AIM:
Extend the text on cucumber pollination by bees, picking up after its final sentence.

Note the lack of seed development at the stem end.
Commercial
Production of Pickling &
Slicing Cucumbers in North Carolina
The process of transferring pollen from the male flower to the female flower is called pollination. It is essential for cucumber fruit development and deserves the full attention of the grower. Pollination is done mostly by bees visiting open flowers. A limited amount of pollination is done by other insects.
Honey bees are excellent pollinators. When they extend their tongues into male flowers to eat the nectar, pollen sticks to their hairy bodies. When the bee visits a female flower, some of that pollen touches the sticky stigma allowing pollination to occur. Honey bees also serve as excellent pollinators because their numbers can be controlled and they can be forced to work cucumbers, which have less nectar than other plants. The honey bee, unlike many other pollinating insects, gathers pollen and nectar from one type of plant (for example, only cucumbers) at a time.
Honey bees may not be needed in small fields (3 acres or less) that are adjacent to natural, undisturbed areas where plenty of wild bees nest. In these cases, bumble bees can be sufficient pollinators. Bumble bees are much more efficient pollinators than honey bees because fewer visits to the flower are required for pollination (Stanghellini et al. 1997). Large fields, or small fields that are not near natural areas, will probably require the use of honey bees for good pollination and high yields. Yield increases of 25% to 30% are common when honey bees are introduced into the field. An indication of adequate bee activity in a field is being able to hear the bees buzzing.

DATA BLOCK:

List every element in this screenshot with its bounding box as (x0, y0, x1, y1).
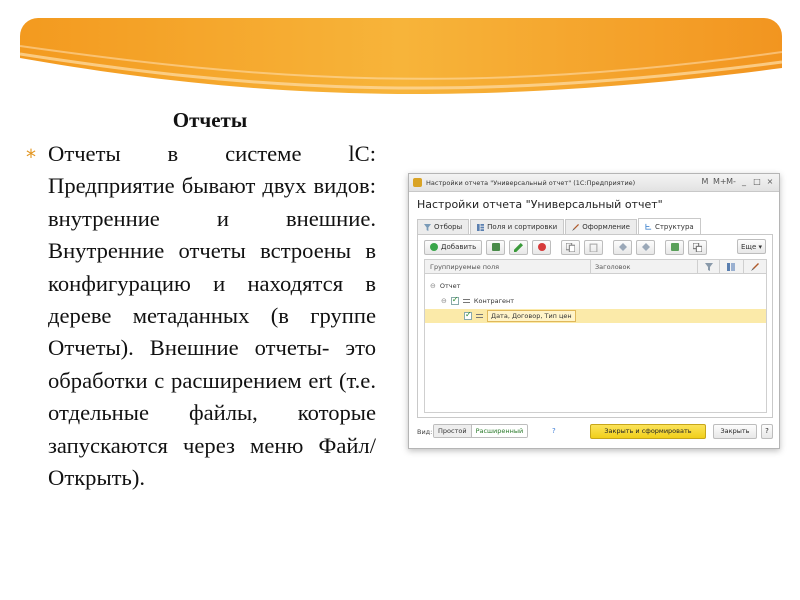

TASK RESPONSE:
Generally, one strong hive of honey bees (25,000 to 30,000 bees) is recommended per acre for hand-harvested cucumbers. For higher plant populations (as in machine harvest), three to four hives per acre may be required. An average of one bee per plant is recommended. Cucumbers require large numbers of honey bees for adequate pollination because the female flower is only receptive for part of a day (morning and early afternoon). Each flower requires an average of 11 bee visits to produce a well-shaped cucumber. However, the bees will often visit the flowers more frequently. Occasionally, the number of bee visits is not sufficient for adequate pollination resulting in misshapen fruit (Figure 6).
To obtain maximum benefit from honey bees, proper management is critical. Consider the following suggestions:
Contact your beekeeper well in advance so that adequate hives can be placed in the field at the right time for good pollination. Rental fees will vary; however, costs are usually less in spring than summer or fall because less pesticides are used during crop production.
Sugar or pheromone-based bee attractants are not effective for increased bee activity, better fruit quality, or increased yields (Schultheis et al. 1994). Bee hive placement in fields is the most reliable method of meeting crop pollination needs.
Cucumbers have a high water requirement and are very susceptible to water stress. Lack of water can result in reduced fruit quality and yields. Under normal conditions, the crop needs approximately 1 inch of water per week. When the crop is fruiting especially during periods of hot, dry weather, under windy conditions, or both up to 2 inches of water per week may be required by the crop.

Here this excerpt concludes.